TEXT
Vor 20 Jahren besetzten Linke die Rote Flora im Hamburger Schanzenviertel – und gründeten dort ein StadtteilzentrumJUBILÄUM Das besetzte autonome Stadtteilzentrum Rote Flora in Hamburg feiert sein 20-jähriges Bestehen. Es hat Razzien und Räumungsdrohungen überstanden. Mit der linken Szene verbinde die Rote Flora „eine Art Hassliebe“ sagt eine, die schon lange dabei ist

Die Feierlichkeiten

Die Rote Flora feiert ihr Jubiläum in einer Festwoche.

Auflistungen umrahmter Layoutelemente

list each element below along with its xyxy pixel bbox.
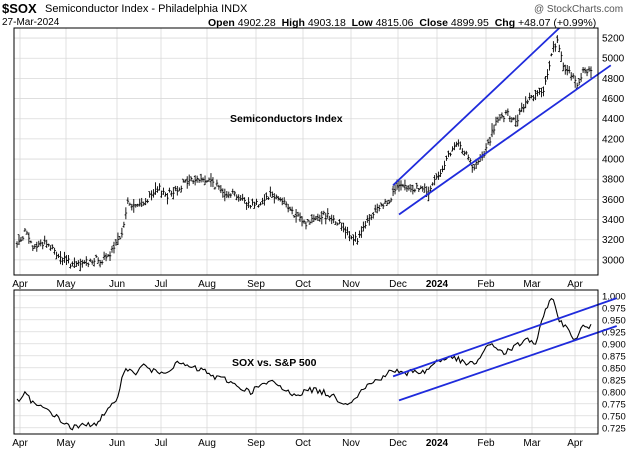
x-tick-label: Mar (523, 279, 541, 290)
channel-lower-line (398, 325, 618, 402)
y-tick-label: 0.825 (602, 375, 626, 386)
chg-label: Chg (494, 17, 516, 29)
x-tick-label: Jun (109, 438, 125, 449)
channel-upper-line (392, 27, 560, 186)
x-tick-label: Aug (198, 279, 216, 290)
x-tick-label: Dec (389, 279, 407, 290)
x-tick-label: Aug (198, 438, 216, 449)
low-value: 4815.06 (375, 17, 414, 29)
chg-value: +48.07 (+0.99%) (518, 17, 597, 29)
panel-1: 3000 3200 3400 3600 3800 4000 4200 4400 4600 4800… (12, 27, 625, 290)
high-value: 4903.18 (307, 17, 346, 29)
symbol-text: $SOX (2, 1, 37, 16)
y-tick-label: 0.925 (602, 327, 626, 338)
x-tick-label: Sep (247, 279, 265, 290)
y-tick-label: 3200 (602, 235, 625, 246)
symbol-label: $SOX (2, 1, 37, 16)
y-tick-label: 4400 (602, 114, 625, 125)
index-name: Semiconductor Index - Philadelphia INDX (45, 3, 247, 15)
index-name-text: Semiconductor Index - Philadelphia (45, 3, 219, 15)
y-tick-label: 0.750 (602, 411, 626, 422)
close-value: 4899.95 (450, 17, 489, 29)
y-tick-label: 1.000 (602, 291, 626, 302)
open-value: 4902.28 (237, 17, 276, 29)
y-tick-label: 4000 (602, 155, 625, 166)
y-tick-label: 0.800 (602, 387, 626, 398)
panel-2: 0.7250.7500.7750.8000.8250.8500.8750.900… (12, 289, 626, 449)
watermark: @ StockCharts.com (534, 4, 624, 15)
x-tick-label: Jul (155, 438, 168, 449)
panel-frame (13, 289, 599, 435)
x-tick-label: Nov (342, 438, 360, 449)
y-tick-label: 0.850 (602, 363, 626, 374)
panel-title: SOX vs. S&P 500 (232, 357, 317, 369)
low-label: Low (351, 17, 373, 29)
x-tick-label: Oct (295, 279, 311, 290)
panel-title: Semiconductors Index (230, 113, 343, 125)
exchange-text: INDX (221, 3, 248, 15)
y-tick-label: 3600 (602, 195, 625, 206)
y-tick-label: 4600 (602, 94, 625, 105)
x-tick-label: May (57, 279, 76, 290)
y-tick-label: 0.950 (602, 315, 626, 326)
x-tick-label: Apr (12, 279, 28, 290)
y-tick-label: 5200 (602, 34, 625, 45)
x-tick-label: Feb (477, 438, 495, 449)
x-tick-label: Oct (295, 438, 311, 449)
ratio-line (16, 297, 592, 431)
x-tick-label: Jul (155, 279, 168, 290)
y-tick-label: 0.875 (602, 351, 626, 362)
y-tick-label: 0.775 (602, 399, 626, 410)
close-label: Close (419, 17, 448, 29)
y-tick-label: 0.975 (602, 303, 626, 314)
high-label: High (281, 17, 305, 29)
x-tick-label: Sep (247, 438, 265, 449)
x-tick-label: Apr (12, 438, 28, 449)
x-tick-label: 2024 (426, 279, 449, 290)
x-tick-label: Apr (567, 279, 583, 290)
open-label: Open (208, 17, 235, 29)
y-tick-label: 3800 (602, 175, 625, 186)
panel-frame (13, 27, 599, 276)
channel-lower-line (398, 64, 612, 216)
x-tick-label: Apr (567, 438, 583, 449)
x-tick-label: Nov (342, 279, 360, 290)
x-tick-label: Dec (389, 438, 407, 449)
y-tick-label: 0.725 (602, 423, 626, 434)
y-tick-label: 4800 (602, 74, 625, 85)
channel-upper-line (392, 297, 618, 378)
x-tick-label: 2024 (426, 438, 449, 449)
date-label: 27-Mar-2024 (2, 17, 60, 28)
y-tick-label: 3000 (602, 255, 625, 266)
x-tick-label: Mar (523, 438, 541, 449)
y-tick-label: 4200 (602, 134, 625, 145)
x-tick-label: May (57, 438, 76, 449)
y-tick-label: 0.900 (602, 339, 626, 350)
y-tick-label: 3400 (602, 215, 625, 226)
y-tick-label: 5000 (602, 54, 625, 65)
x-tick-label: Jun (109, 279, 125, 290)
x-tick-label: Feb (477, 279, 495, 290)
quote-bar: Open 4902.28 High 4903.18 Low 4815.06 Cl… (208, 17, 596, 29)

KURZE AUFGABE A
Drucke aus dem Text über die Rote Flora die Stelle von „Vor 20 Jahren“ bis einschließlich „in einer Festwoche.“ wortgetreu ab.
KURZE AUFGABE B
Gib aus den Zeilen alles unverändert aus, von der Zeile mit „x-tick-label: Mar (523, 279, 541, 290)“ bis einschließlich der Zeile mit „x-tick-label: Apr (12, 438, 28, 449)“.
Die Zeilen stehen in keinem Zusammenhang mit dem Text.

RICHTIGE ANTWORT A
Vor 20 Jahren besetzten Linke die Rote Flora im Hamburger Schanzenviertel – und gründeten dort ein StadtteilzentrumJUBILÄUM Das besetzte autonome Stadtteilzentrum Rote Flora in Hamburg feiert sein 20-jähriges Bestehen. Es hat Razzien und Räumungsdrohungen überstanden. Mit der linken Szene verbinde die Rote Flora „eine Art Hassliebe“ sagt eine, die schon lange dabei ist

Die Feierlichkeiten

Die Rote Flora feiert ihr Jubiläum in einer Festwoche.

RICHTIGE ANTWORT B
x-tick-label: Mar (523, 279, 541, 290)
channel-lower-line (398, 325, 618, 402)
y-tick-label: 0.825 (602, 375, 626, 386)
chg-label: Chg (494, 17, 516, 29)
x-tick-label: Jun (109, 438, 125, 449)
channel-upper-line (392, 27, 560, 186)
x-tick-label: Aug (198, 279, 216, 290)
x-tick-label: Dec (389, 279, 407, 290)
x-tick-label: Aug (198, 438, 216, 449)
low-value: 4815.06 (375, 17, 414, 29)
chg-value: +48.07 (+0.99%) (518, 17, 597, 29)
panel-1: 3000 3200 3400 3600 3800 4000 4200 4400 4600 4800… (12, 27, 625, 290)
high-value: 4903.18 (307, 17, 346, 29)
symbol-text: $SOX (2, 1, 37, 16)
y-tick-label: 0.925 (602, 327, 626, 338)
x-tick-label: Sep (247, 279, 265, 290)
y-tick-label: 3200 (602, 235, 625, 246)
symbol-label: $SOX (2, 1, 37, 16)
y-tick-label: 4400 (602, 114, 625, 125)
index-name: Semiconductor Index - Philadelphia INDX (45, 3, 247, 15)
index-name-text: Semiconductor Index - Philadelphia (45, 3, 219, 15)
y-tick-label: 0.750 (602, 411, 626, 422)
close-value: 4899.95 (450, 17, 489, 29)
y-tick-label: 1.000 (602, 291, 626, 302)
open-value: 4902.28 (237, 17, 276, 29)
y-tick-label: 4000 (602, 155, 625, 166)
y-tick-label: 0.800 (602, 387, 626, 398)
panel-2: 0.7250.7500.7750.8000.8250.8500.8750.900… (12, 289, 626, 449)
watermark: @ StockCharts.com (534, 4, 624, 15)
x-tick-label: Jul (155, 438, 168, 449)
panel-frame (13, 289, 599, 435)
x-tick-label: Nov (342, 438, 360, 449)
y-tick-label: 0.850 (602, 363, 626, 374)
panel-title: SOX vs. S&P 500 (232, 357, 317, 369)
low-label: Low (351, 17, 373, 29)
x-tick-label: Oct (295, 279, 311, 290)
panel-title: Semiconductors Index (230, 113, 343, 125)
exchange-text: INDX (221, 3, 248, 15)
y-tick-label: 3600 (602, 195, 625, 206)
y-tick-label: 4600 (602, 94, 625, 105)
x-tick-label: May (57, 279, 76, 290)
y-tick-label: 0.950 (602, 315, 626, 326)
x-tick-label: Apr (12, 279, 28, 290)
y-tick-label: 5200 (602, 34, 625, 45)
x-tick-label: Feb (477, 438, 495, 449)
x-tick-label: Oct (295, 438, 311, 449)
ratio-line (16, 297, 592, 431)
x-tick-label: Jul (155, 279, 168, 290)
y-tick-label: 0.875 (602, 351, 626, 362)
y-tick-label: 0.775 (602, 399, 626, 410)
close-label: Close (419, 17, 448, 29)
y-tick-label: 0.975 (602, 303, 626, 314)
high-label: High (281, 17, 305, 29)
x-tick-label: Sep (247, 438, 265, 449)
x-tick-label: Apr (12, 438, 28, 449)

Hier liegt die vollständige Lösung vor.